(Data entries for graphics)
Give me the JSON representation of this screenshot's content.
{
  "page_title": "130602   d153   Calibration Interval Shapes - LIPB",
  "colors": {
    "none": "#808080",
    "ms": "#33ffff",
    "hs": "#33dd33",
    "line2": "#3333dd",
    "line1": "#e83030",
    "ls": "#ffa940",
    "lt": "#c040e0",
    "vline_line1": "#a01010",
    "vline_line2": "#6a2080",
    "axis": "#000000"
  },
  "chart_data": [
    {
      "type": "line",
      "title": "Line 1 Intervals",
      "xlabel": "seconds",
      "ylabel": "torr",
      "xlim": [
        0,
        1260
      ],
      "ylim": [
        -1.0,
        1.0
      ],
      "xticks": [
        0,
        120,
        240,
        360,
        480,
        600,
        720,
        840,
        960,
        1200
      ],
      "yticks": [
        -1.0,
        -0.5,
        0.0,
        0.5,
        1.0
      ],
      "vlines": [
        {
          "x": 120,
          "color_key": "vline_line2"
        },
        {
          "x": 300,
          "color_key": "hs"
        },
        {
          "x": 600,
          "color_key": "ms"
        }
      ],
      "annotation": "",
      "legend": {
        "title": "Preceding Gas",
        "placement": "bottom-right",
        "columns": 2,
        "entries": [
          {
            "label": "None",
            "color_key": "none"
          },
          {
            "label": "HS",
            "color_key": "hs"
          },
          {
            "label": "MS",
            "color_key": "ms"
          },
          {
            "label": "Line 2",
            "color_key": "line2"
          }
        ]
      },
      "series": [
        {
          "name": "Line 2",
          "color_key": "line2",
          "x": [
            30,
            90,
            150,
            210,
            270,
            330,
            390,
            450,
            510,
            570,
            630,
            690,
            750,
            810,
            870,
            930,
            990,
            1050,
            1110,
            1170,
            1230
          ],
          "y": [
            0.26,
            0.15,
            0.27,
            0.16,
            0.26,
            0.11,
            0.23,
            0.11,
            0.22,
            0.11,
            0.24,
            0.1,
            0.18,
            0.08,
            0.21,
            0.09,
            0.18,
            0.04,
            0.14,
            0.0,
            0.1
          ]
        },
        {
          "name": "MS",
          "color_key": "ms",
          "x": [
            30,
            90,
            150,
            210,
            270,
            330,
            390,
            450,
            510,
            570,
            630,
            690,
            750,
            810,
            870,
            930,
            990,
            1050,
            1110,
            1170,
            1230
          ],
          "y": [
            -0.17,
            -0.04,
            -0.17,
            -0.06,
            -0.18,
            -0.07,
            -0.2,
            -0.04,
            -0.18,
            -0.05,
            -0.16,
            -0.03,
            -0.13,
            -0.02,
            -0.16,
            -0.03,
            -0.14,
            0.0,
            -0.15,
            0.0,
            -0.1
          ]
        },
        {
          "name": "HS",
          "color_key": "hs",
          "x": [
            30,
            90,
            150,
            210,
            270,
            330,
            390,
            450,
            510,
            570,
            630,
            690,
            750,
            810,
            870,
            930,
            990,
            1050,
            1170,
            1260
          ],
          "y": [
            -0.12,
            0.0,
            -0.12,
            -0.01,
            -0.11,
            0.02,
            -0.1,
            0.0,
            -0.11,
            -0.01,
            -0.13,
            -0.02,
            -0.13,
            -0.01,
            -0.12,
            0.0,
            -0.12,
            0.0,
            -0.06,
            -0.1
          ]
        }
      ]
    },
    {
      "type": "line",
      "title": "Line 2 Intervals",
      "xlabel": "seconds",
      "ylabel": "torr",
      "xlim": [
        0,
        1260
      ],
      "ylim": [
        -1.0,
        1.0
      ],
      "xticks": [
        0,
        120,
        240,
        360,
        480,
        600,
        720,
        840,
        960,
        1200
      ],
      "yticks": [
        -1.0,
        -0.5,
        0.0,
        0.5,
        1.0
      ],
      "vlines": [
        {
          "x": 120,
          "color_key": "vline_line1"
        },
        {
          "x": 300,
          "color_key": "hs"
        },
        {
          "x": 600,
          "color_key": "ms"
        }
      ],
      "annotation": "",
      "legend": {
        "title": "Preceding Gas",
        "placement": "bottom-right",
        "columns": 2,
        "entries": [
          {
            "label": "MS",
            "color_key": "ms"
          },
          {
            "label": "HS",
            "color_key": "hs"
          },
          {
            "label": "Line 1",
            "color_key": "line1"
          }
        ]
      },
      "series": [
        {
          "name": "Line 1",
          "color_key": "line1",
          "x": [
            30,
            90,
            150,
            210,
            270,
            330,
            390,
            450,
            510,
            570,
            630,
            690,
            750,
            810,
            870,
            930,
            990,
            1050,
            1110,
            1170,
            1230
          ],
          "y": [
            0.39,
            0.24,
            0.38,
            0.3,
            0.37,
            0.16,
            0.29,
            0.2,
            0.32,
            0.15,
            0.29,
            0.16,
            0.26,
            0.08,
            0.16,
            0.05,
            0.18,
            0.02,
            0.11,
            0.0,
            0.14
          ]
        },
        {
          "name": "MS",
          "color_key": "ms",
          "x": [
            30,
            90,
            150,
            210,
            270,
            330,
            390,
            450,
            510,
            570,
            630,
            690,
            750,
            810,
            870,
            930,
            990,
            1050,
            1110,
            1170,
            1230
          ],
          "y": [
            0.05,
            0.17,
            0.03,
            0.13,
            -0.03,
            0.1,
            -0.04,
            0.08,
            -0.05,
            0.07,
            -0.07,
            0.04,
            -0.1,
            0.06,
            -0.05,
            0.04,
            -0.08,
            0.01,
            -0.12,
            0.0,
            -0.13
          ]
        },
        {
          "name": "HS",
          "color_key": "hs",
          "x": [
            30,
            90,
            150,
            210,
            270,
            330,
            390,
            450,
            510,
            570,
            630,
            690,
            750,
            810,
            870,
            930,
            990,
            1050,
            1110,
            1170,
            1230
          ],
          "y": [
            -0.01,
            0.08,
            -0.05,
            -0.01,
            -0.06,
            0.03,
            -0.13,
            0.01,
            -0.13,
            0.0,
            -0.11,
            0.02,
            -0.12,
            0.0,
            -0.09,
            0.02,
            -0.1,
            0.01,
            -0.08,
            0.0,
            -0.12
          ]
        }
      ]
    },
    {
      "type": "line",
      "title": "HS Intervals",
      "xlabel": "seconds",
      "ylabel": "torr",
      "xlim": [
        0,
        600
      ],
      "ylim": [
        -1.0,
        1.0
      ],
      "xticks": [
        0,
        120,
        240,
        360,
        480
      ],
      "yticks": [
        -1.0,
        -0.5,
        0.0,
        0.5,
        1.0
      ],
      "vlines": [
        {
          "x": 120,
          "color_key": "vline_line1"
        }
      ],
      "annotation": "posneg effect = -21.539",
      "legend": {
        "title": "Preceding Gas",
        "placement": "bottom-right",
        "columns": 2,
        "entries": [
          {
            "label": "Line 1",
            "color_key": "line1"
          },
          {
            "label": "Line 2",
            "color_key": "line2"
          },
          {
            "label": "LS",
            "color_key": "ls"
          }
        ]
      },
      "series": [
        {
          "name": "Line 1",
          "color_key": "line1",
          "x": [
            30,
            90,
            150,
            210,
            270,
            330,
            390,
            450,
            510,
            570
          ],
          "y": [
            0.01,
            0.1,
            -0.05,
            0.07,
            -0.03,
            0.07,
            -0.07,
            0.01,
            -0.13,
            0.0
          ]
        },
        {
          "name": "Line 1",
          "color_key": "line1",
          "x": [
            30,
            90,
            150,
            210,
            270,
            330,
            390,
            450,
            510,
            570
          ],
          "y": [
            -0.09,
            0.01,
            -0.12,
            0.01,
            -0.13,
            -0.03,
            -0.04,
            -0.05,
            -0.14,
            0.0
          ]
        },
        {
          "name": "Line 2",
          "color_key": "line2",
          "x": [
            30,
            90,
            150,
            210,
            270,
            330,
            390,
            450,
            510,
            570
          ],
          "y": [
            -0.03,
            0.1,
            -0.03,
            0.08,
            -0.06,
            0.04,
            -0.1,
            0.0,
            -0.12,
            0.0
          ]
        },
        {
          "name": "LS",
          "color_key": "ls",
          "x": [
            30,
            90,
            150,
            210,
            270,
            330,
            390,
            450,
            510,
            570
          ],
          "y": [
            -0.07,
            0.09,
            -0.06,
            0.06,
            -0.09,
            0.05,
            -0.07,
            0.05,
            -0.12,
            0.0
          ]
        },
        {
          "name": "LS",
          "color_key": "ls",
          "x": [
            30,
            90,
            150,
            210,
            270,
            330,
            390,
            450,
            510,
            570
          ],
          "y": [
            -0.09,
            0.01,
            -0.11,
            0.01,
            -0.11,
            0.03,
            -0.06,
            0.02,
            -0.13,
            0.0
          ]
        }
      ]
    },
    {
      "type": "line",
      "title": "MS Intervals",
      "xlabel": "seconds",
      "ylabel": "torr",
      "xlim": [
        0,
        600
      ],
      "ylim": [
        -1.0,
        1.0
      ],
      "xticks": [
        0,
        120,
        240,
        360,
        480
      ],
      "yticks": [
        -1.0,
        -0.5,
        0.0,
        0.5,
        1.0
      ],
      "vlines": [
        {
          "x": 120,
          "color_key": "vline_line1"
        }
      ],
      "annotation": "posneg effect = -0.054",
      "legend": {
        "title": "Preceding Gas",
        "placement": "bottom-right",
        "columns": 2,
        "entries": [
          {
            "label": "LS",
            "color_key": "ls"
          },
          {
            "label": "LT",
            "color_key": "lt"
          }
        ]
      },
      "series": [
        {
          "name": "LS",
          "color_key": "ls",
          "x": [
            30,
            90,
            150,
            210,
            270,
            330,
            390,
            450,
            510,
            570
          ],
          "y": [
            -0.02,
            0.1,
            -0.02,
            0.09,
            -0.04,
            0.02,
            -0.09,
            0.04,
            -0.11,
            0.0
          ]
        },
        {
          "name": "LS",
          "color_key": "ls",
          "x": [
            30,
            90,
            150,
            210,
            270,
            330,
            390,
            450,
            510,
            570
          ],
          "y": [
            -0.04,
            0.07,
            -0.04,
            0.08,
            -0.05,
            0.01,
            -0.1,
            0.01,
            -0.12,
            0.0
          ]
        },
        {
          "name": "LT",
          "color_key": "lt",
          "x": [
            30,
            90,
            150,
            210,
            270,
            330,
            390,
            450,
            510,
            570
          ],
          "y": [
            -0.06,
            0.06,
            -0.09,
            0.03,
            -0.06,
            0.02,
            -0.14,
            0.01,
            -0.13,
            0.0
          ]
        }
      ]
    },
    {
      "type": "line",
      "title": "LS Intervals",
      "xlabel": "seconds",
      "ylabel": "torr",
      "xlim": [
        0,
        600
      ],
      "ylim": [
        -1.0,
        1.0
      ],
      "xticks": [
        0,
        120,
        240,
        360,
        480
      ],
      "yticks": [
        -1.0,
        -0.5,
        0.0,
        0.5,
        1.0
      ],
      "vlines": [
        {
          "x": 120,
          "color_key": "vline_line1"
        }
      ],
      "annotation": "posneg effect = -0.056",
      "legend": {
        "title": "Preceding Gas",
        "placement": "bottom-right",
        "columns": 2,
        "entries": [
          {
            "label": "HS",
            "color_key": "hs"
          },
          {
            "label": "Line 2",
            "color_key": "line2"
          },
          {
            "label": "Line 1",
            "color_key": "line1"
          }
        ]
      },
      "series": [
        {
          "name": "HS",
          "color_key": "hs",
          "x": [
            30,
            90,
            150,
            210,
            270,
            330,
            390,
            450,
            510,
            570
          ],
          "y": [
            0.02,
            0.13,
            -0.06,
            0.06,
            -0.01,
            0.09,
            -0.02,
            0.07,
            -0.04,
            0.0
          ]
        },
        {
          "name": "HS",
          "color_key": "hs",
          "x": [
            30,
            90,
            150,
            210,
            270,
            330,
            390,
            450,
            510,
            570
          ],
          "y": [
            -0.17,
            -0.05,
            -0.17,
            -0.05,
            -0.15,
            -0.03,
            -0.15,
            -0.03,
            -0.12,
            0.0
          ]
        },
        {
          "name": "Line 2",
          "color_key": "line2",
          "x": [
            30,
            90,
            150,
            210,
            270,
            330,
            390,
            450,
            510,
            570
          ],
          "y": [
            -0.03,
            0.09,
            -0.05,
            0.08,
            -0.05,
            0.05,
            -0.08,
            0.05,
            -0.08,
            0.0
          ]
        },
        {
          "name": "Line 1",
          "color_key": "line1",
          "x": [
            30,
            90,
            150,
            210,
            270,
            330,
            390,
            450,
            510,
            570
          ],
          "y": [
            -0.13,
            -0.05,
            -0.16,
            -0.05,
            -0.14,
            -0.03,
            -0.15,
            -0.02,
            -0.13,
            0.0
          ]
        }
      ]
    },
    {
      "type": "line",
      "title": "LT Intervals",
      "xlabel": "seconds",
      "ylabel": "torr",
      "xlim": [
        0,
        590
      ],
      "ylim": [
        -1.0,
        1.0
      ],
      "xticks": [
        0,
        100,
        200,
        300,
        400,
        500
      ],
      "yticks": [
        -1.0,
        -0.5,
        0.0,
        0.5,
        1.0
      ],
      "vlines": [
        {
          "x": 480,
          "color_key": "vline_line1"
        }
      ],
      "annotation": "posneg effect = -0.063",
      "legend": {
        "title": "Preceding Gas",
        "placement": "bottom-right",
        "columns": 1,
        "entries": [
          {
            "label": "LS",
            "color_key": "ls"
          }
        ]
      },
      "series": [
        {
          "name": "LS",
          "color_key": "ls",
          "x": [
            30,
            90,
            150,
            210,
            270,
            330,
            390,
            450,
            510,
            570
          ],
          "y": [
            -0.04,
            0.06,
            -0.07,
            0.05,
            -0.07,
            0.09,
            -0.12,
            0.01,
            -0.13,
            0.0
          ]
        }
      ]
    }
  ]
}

▸ WORK INSTRUCTIONS: Scan the data above and copy every line with "annotation" in it.

▸ TASK SOLUTION:
      "annotation": "",
      "annotation": "",
      "annotation": "posneg effect = -21.539",
      "annotation": "posneg effect = -0.054",
      "annotation": "posneg effect = -0.056",
      "annotation": "posneg effect = -0.063",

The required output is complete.